*** Selection ***
Comparison with the divergence theorem of vector calculus suggests

$\mathop{\mathrm{div}} [V_h] (x) = - \langle h, x \rangle^\sim,$

where $V_h : E \to E$ is the constant "vector field" $V_h(x) = i(h)$ for all $x \in E$. The wish to consider more general vector fields and to think of stochastic integrals as "divergences" leads to the study of stochastic processes and the Malliavin calculus, and, in particular, the Clark–Ocone theorem and its associated integration by parts formula.
***
**Tasks to complete**
A - Reproduce from the passage on the Malliavin calculus the portion starting with "Comparison with the" and going on through "by parts formula.".
B - According to the passage on the Malliavin calculus, what does the wish to consider more general vector fields and to think of stochastic integrals as "divergences" lead to the study of?
*** Stored data ***
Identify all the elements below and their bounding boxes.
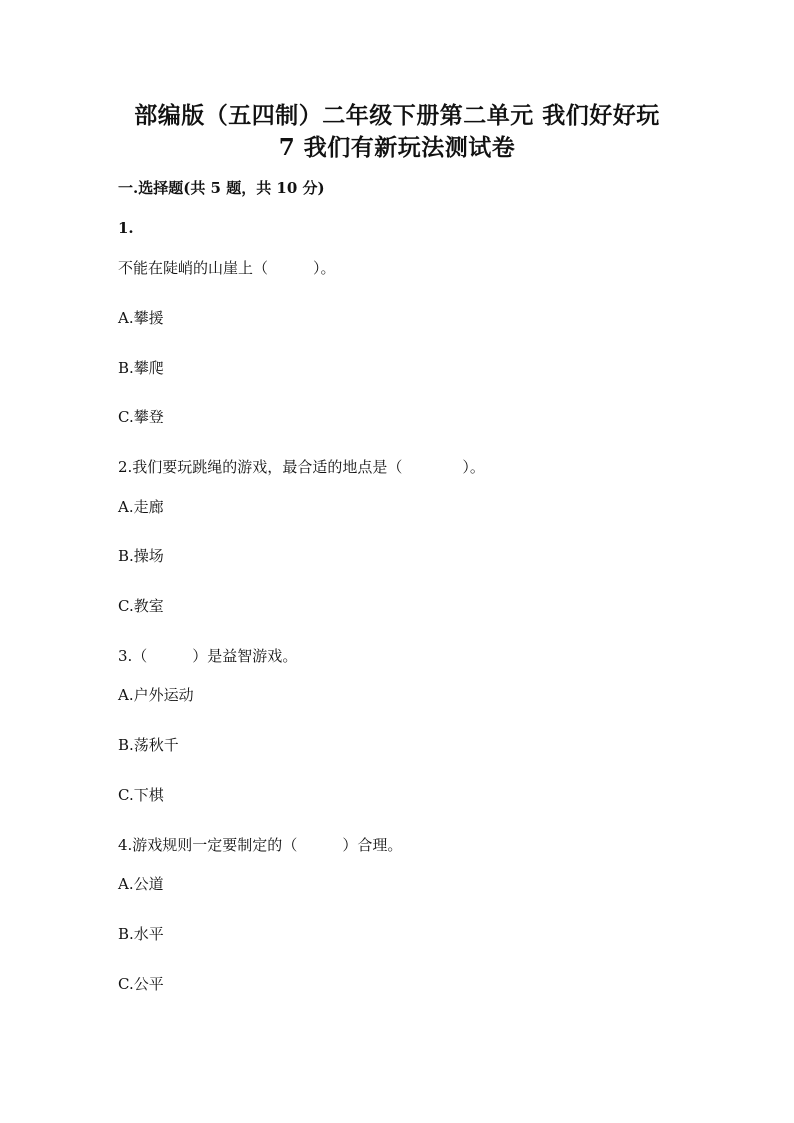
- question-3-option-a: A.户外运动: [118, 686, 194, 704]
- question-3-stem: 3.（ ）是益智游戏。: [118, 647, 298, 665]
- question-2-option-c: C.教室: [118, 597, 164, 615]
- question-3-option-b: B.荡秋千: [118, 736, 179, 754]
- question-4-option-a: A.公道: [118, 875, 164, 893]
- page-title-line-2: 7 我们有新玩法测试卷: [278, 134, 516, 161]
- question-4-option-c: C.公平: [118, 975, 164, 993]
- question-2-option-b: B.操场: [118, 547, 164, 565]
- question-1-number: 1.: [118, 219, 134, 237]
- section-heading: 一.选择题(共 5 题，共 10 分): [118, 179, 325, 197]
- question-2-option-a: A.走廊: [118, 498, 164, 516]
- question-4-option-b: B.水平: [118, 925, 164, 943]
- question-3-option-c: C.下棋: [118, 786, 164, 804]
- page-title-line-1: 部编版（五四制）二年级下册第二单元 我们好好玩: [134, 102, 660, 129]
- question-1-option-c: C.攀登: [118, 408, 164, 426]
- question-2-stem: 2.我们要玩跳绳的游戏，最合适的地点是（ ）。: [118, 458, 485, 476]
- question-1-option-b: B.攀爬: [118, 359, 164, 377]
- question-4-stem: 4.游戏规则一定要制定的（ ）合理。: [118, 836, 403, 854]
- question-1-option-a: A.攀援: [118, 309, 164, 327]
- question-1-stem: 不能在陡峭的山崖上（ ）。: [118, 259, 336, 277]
***
*** Stored data ***
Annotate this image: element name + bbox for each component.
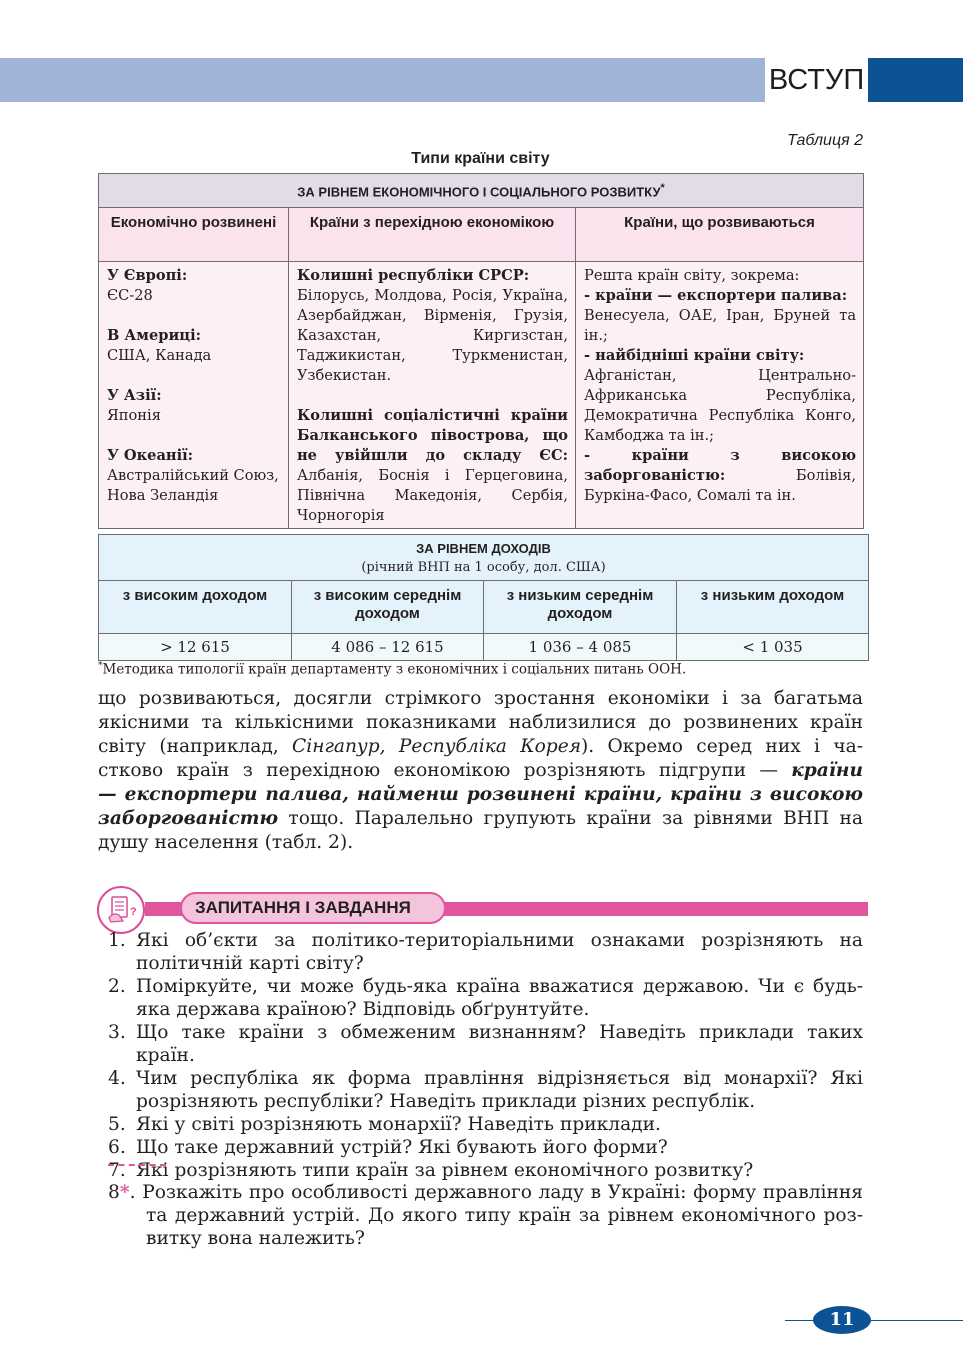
***
**Exercise solutions**
A -
Comparison with the divergence theorem of vector calculus suggests

$\mathop{\mathrm{div}} [V_h] (x) = - \langle h, x \rangle^\sim,$

where $V_h : E \to E$ is the constant "vector field" $V_h(x) = i(h)$ for all $x \in E$. The wish to consider more general vector fields and to think of stochastic integrals as "divergences" leads to the study of stochastic processes and the Malliavin calculus, and, in particular, the Clark–Ocone theorem and its associated integration by parts formula.

B - It leads to the study of stochastic processes and the Malliavin calculus, and, in particular, the Clark–Ocone theorem and its associated integration by parts formula.